> _GIVEN REQUEST_
Report how many lines below contain the word "text", and give only that number.
### MATERIAL PROVIDED ###
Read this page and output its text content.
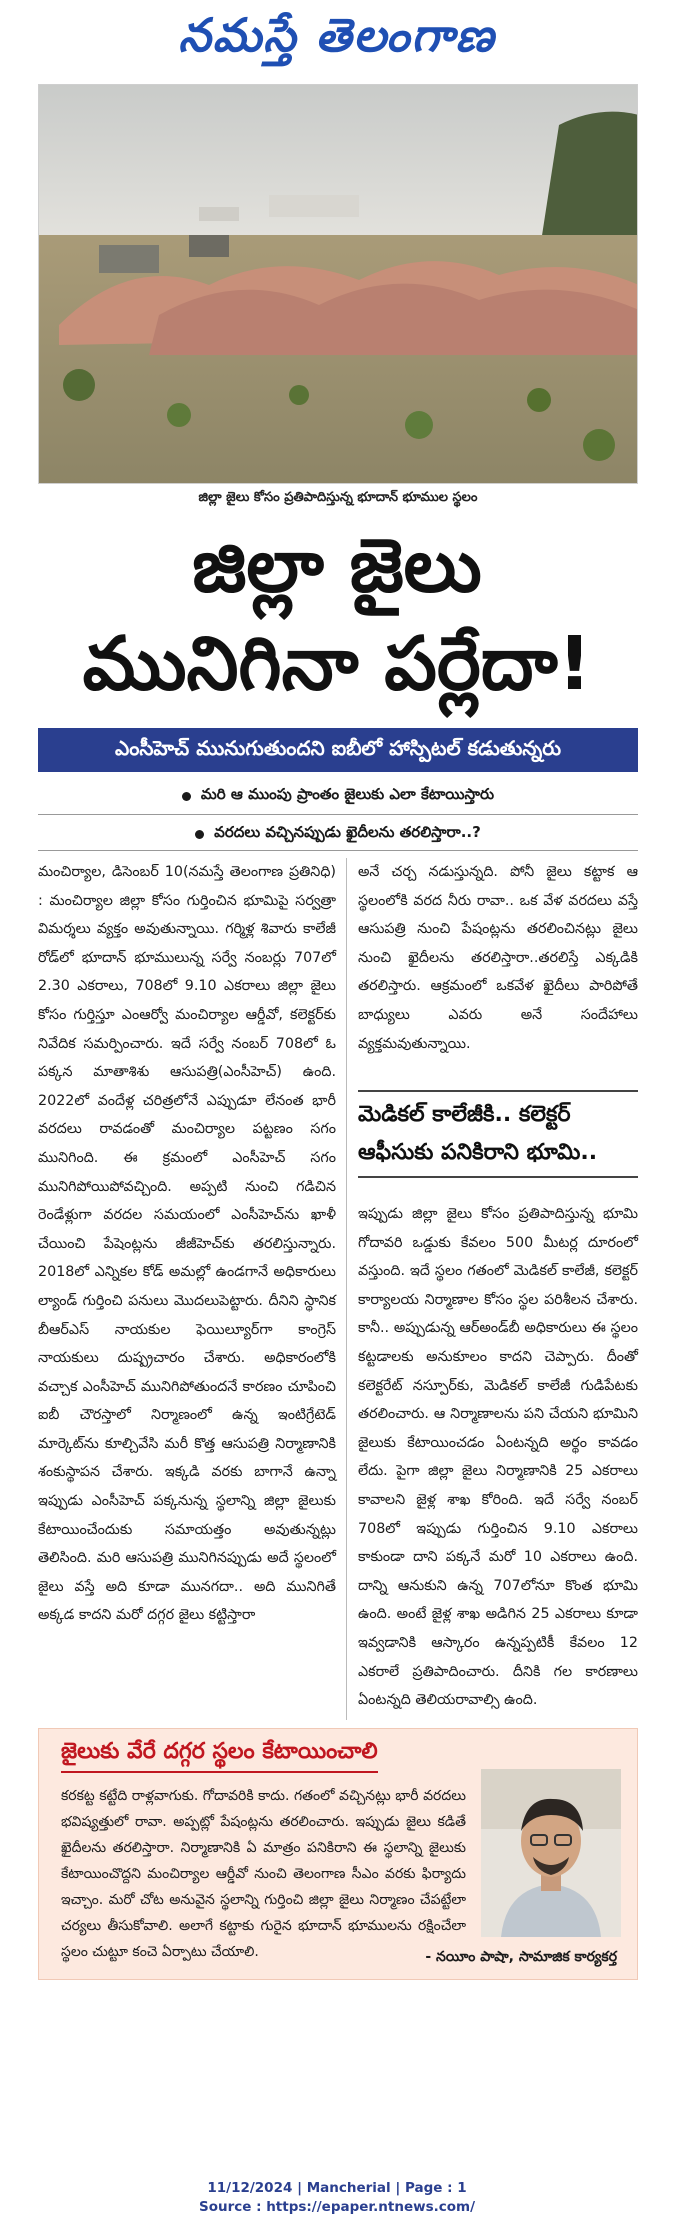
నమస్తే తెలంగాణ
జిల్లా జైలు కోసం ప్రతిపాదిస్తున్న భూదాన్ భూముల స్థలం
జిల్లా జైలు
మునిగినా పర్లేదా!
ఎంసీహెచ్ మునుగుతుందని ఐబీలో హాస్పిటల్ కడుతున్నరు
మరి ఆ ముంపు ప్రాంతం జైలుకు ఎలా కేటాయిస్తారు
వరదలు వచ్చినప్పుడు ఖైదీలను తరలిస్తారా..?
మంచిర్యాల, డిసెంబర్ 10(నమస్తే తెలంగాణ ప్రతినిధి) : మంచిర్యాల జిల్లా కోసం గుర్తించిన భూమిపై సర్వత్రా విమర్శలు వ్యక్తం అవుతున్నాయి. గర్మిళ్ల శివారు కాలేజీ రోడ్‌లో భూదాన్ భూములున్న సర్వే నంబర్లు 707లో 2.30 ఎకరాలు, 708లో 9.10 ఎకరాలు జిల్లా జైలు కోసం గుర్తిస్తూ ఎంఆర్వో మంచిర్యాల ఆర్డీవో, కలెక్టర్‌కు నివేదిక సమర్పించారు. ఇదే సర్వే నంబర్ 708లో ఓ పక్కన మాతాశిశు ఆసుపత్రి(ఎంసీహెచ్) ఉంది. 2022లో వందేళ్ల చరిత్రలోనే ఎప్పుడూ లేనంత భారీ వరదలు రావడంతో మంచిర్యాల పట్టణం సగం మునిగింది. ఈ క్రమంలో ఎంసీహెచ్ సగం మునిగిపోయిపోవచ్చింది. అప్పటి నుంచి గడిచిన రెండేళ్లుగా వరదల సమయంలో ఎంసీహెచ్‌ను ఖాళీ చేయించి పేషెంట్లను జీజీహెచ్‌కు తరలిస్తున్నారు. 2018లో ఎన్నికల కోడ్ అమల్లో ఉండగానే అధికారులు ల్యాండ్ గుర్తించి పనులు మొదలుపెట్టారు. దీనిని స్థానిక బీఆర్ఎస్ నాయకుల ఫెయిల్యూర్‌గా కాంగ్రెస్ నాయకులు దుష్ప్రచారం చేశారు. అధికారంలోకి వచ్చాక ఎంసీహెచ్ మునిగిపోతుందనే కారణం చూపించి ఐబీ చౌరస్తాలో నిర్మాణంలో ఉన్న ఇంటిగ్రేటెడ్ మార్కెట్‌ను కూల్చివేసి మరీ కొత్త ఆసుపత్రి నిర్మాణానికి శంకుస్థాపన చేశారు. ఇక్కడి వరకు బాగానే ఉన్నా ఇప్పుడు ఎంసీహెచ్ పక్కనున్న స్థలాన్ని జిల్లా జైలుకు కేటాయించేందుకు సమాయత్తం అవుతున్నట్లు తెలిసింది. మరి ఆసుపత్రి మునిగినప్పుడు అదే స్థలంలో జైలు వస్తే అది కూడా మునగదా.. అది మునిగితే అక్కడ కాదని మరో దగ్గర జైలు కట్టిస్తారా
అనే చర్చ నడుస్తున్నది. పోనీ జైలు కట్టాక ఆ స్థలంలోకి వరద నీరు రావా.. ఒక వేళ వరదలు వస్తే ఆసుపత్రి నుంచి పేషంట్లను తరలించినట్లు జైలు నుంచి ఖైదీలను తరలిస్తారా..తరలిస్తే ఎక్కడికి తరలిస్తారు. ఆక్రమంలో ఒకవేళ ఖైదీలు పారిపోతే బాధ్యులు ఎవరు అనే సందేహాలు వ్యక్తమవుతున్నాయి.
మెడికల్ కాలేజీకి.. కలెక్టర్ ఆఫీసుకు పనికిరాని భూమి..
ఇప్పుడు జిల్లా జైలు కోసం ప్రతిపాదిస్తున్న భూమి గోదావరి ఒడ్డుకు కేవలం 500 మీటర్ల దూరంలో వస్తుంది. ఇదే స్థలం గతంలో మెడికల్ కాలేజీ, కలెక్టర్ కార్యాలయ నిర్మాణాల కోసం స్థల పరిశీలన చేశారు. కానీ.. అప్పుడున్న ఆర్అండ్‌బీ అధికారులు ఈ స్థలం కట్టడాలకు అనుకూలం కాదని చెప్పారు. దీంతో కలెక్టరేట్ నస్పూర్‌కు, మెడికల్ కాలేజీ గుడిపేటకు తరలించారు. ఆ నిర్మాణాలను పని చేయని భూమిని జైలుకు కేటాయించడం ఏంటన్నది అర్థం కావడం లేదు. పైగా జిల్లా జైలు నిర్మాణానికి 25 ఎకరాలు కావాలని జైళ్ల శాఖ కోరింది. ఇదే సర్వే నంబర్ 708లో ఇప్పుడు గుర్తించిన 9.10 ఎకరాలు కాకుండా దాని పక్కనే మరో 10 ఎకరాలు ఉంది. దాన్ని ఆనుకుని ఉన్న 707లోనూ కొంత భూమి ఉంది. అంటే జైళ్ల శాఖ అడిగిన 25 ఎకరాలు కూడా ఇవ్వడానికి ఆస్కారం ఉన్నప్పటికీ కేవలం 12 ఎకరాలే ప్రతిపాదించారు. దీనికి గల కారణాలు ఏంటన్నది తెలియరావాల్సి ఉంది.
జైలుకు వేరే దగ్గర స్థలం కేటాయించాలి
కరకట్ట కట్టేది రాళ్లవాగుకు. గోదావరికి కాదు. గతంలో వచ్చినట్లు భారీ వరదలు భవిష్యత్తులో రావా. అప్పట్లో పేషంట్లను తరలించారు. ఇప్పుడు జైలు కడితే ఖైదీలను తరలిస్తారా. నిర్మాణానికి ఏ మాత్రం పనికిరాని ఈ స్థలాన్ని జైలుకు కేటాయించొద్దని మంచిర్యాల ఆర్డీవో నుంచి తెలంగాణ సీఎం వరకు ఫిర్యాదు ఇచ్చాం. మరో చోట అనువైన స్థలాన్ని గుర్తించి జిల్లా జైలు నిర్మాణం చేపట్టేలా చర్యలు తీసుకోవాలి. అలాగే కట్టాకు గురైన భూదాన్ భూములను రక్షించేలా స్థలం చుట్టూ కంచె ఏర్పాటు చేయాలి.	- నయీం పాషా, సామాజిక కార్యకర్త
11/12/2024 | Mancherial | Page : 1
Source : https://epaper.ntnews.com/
###
### MATERIAL PROVIDED ###
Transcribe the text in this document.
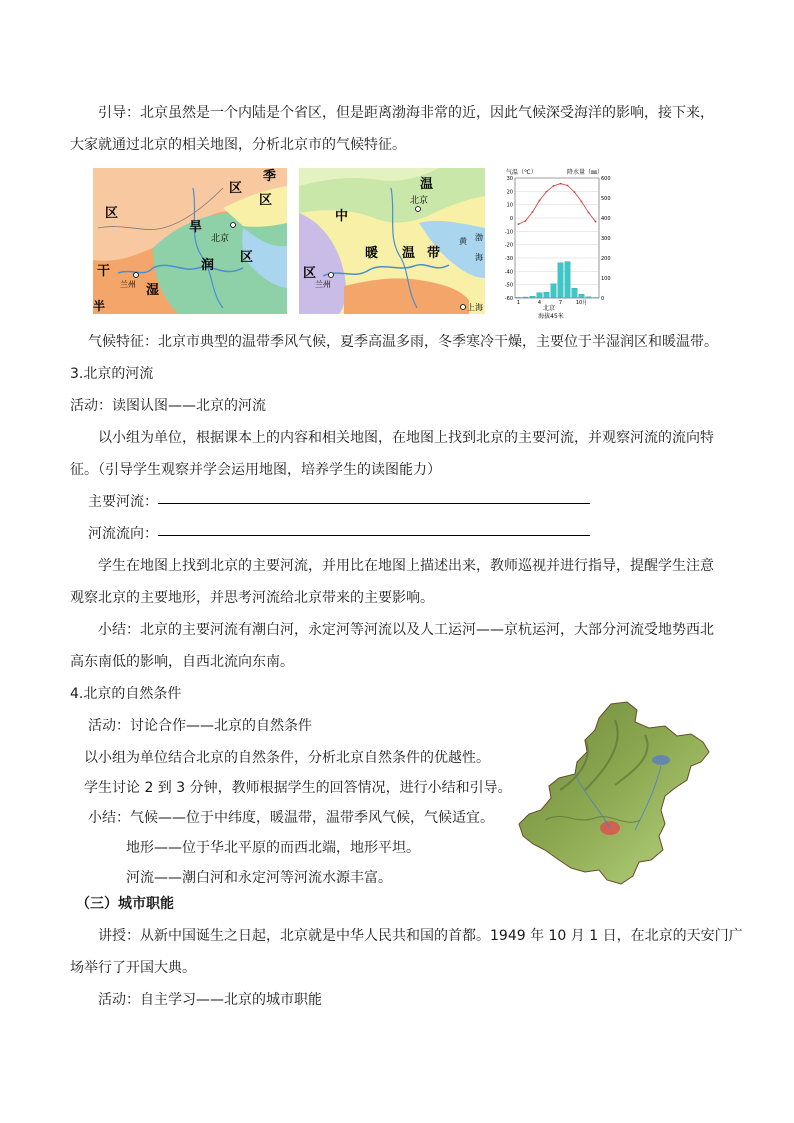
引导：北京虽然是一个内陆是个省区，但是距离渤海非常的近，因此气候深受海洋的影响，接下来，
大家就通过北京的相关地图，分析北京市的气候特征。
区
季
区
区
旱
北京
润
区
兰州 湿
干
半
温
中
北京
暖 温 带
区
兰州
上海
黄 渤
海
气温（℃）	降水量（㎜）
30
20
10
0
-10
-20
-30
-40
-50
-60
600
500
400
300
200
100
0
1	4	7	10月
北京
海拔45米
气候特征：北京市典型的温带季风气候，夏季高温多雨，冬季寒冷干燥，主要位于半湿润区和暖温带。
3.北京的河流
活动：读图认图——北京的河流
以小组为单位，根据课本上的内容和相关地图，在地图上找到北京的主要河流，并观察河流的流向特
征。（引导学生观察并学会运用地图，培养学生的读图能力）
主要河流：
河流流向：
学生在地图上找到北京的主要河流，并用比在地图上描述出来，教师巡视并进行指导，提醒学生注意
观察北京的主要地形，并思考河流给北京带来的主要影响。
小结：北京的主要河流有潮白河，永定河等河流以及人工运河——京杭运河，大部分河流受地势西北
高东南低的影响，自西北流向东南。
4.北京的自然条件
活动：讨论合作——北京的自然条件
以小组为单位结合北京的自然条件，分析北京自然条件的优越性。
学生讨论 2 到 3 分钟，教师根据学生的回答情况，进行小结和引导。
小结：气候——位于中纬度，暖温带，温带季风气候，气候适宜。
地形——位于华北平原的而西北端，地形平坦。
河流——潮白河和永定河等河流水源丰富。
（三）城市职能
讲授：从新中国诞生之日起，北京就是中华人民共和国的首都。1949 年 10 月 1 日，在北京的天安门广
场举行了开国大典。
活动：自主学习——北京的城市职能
###
> _ANSWER TO THIS TASK_
2